Directions
Provide a single number: the count of lines containing the string "срабатывания".

--- start of Records for the exercise ---

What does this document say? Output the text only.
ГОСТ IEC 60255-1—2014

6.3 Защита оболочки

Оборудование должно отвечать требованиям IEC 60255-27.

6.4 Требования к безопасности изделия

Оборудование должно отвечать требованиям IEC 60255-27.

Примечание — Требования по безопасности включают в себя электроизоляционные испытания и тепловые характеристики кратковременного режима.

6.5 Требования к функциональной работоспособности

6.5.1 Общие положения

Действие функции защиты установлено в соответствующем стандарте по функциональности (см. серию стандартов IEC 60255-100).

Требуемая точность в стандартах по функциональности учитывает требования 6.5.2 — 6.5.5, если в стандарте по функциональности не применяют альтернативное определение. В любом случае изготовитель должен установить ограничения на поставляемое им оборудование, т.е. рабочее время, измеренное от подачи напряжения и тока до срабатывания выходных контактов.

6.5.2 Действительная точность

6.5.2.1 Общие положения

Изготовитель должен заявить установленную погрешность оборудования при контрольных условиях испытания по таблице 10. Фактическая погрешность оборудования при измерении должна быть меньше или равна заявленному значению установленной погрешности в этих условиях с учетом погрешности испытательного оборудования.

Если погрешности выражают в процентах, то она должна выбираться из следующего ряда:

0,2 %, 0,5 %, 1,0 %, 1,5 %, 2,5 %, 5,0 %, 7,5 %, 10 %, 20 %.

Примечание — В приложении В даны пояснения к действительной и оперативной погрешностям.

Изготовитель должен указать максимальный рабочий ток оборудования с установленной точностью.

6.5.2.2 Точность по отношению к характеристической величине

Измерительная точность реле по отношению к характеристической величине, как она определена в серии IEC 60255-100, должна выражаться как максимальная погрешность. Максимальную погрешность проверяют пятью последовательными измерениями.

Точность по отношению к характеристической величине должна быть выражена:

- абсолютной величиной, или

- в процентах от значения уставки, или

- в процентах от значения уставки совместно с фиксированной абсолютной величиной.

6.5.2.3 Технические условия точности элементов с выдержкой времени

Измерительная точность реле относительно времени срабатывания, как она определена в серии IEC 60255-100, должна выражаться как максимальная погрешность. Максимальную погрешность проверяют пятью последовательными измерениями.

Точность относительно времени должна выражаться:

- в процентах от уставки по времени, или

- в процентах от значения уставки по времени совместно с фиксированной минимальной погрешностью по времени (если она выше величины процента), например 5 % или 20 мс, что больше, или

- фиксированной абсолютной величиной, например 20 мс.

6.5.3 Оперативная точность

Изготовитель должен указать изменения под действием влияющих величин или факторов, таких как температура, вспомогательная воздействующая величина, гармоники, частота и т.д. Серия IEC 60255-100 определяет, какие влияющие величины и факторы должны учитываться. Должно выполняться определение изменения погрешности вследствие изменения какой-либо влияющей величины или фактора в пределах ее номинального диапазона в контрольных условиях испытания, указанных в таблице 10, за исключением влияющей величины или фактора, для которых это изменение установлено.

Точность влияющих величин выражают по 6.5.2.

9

--- end of Records for the exercise ---

Problem solution
2